To do –
For every line in the records that has the word "cent", make a copy.
------ Entries provided ------
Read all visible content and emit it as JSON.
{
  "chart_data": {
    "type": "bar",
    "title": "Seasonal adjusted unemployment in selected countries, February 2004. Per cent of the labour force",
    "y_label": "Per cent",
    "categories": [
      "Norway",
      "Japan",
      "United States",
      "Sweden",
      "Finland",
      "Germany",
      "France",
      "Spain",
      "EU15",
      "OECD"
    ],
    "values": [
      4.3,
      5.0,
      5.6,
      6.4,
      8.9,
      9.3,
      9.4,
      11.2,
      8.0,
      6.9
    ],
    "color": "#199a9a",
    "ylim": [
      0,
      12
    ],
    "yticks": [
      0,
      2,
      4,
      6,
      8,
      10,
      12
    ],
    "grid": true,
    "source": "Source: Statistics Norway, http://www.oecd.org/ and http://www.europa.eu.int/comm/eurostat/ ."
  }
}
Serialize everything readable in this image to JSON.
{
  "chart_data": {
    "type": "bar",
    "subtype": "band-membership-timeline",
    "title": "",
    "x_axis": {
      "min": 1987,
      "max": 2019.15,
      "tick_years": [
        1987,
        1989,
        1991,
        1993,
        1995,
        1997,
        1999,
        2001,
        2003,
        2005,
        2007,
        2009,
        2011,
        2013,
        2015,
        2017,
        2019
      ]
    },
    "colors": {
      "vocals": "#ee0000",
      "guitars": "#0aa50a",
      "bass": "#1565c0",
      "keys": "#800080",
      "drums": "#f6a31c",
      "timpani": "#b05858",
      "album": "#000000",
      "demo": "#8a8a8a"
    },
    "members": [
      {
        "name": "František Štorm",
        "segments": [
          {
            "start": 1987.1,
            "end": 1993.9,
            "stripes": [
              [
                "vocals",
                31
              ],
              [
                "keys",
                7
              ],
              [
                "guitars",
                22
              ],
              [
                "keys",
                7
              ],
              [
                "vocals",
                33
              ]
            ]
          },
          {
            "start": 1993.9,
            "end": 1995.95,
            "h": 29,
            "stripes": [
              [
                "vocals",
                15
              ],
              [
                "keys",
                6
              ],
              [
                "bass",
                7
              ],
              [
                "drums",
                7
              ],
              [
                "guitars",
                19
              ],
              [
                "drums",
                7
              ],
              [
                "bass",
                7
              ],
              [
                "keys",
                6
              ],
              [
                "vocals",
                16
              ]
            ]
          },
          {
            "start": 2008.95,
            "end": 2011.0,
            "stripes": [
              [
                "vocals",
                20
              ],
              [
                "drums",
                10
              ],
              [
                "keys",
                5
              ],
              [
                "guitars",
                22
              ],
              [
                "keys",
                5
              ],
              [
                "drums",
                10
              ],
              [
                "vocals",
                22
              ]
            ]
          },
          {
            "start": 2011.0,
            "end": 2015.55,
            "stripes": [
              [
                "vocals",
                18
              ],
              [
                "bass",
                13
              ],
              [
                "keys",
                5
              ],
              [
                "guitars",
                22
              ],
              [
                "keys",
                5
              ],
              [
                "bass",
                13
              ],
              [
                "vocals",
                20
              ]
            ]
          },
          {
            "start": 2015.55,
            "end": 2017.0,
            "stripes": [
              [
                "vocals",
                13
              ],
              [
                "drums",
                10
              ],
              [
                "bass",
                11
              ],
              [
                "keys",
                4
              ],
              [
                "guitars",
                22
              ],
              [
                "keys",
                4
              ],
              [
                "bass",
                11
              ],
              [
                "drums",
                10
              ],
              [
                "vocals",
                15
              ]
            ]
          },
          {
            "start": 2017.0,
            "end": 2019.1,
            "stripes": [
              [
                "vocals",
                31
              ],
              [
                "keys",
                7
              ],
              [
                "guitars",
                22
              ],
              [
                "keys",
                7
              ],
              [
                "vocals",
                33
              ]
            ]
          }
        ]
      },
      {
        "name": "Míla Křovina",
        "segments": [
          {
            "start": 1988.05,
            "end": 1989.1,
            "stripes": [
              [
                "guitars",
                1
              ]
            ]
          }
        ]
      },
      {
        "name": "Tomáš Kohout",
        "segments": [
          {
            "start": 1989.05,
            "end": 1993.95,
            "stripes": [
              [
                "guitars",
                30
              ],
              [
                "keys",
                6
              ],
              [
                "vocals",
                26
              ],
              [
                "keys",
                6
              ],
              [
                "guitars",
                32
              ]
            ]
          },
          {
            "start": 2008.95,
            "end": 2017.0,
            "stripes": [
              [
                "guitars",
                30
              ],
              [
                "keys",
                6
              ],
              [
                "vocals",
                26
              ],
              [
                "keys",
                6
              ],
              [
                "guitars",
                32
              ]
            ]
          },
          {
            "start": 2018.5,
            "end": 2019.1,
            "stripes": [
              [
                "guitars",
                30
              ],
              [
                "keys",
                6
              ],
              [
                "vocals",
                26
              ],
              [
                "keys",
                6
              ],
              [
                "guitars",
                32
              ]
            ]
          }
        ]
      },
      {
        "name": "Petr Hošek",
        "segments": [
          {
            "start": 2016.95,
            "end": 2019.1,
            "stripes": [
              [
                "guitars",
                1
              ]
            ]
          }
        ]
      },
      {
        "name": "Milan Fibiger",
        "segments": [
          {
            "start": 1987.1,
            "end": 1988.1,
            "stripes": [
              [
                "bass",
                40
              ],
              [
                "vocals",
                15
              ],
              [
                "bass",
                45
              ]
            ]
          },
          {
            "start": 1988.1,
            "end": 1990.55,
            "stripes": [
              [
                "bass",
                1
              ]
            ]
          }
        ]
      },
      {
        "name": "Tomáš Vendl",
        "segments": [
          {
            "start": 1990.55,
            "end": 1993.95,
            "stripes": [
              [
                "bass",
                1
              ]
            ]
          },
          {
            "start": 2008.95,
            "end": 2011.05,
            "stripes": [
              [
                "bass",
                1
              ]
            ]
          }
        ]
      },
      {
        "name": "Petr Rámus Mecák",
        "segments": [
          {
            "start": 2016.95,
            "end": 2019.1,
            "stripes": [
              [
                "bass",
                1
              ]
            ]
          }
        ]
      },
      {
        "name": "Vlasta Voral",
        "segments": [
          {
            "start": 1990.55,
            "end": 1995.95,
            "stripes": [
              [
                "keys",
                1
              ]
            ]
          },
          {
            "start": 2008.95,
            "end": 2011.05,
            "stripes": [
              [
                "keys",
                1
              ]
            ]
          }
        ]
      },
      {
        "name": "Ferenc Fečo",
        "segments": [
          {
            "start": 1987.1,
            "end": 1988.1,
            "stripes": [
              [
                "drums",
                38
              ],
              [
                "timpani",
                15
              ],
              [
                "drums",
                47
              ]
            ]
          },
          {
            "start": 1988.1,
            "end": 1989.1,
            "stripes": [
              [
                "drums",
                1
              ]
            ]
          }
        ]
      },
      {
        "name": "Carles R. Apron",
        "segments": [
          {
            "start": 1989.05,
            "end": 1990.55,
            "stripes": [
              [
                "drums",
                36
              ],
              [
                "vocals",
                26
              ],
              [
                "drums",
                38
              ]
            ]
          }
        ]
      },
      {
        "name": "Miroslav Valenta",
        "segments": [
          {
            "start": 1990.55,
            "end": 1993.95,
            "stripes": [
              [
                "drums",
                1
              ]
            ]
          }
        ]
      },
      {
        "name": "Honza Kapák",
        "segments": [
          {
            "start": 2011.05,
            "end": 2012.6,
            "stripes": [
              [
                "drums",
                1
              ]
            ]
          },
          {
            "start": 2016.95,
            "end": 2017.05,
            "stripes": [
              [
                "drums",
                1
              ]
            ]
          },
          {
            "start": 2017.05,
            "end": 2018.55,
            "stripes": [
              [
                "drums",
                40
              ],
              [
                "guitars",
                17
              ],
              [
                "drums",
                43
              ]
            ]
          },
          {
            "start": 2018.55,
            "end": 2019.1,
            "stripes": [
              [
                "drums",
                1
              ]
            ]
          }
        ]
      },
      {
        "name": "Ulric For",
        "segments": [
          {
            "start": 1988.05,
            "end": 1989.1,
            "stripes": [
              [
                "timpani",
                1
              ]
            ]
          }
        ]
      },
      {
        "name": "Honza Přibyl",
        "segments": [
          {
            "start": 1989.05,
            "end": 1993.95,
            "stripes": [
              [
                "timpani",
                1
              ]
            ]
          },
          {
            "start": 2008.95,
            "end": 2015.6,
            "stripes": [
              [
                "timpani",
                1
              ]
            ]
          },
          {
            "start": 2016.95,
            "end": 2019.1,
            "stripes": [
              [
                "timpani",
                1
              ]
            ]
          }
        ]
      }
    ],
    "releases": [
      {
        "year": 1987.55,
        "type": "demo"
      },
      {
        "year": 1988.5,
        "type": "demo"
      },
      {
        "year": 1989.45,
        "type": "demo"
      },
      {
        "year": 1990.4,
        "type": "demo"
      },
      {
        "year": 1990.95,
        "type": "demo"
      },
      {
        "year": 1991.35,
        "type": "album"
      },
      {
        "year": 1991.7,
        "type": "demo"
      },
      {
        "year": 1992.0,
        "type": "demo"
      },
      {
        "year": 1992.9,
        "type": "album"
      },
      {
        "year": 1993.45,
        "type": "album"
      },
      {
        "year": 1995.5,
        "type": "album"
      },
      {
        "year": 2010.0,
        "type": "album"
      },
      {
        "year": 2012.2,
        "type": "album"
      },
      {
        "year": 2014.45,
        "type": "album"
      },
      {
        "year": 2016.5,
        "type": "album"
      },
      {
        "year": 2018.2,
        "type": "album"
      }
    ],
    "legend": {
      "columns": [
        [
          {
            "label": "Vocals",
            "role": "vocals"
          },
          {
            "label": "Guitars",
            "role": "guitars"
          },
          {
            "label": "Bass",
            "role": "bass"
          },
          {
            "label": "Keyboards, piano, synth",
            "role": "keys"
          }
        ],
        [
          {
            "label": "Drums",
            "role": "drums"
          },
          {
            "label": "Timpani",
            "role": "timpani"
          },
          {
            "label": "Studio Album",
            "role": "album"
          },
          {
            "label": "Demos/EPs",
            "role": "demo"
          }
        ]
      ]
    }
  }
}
------
Full solution –
    "title": "Seasonal adjusted unemployment in selected countries, February 2004. Per cent of the labour force",
    "y_label": "Per cent",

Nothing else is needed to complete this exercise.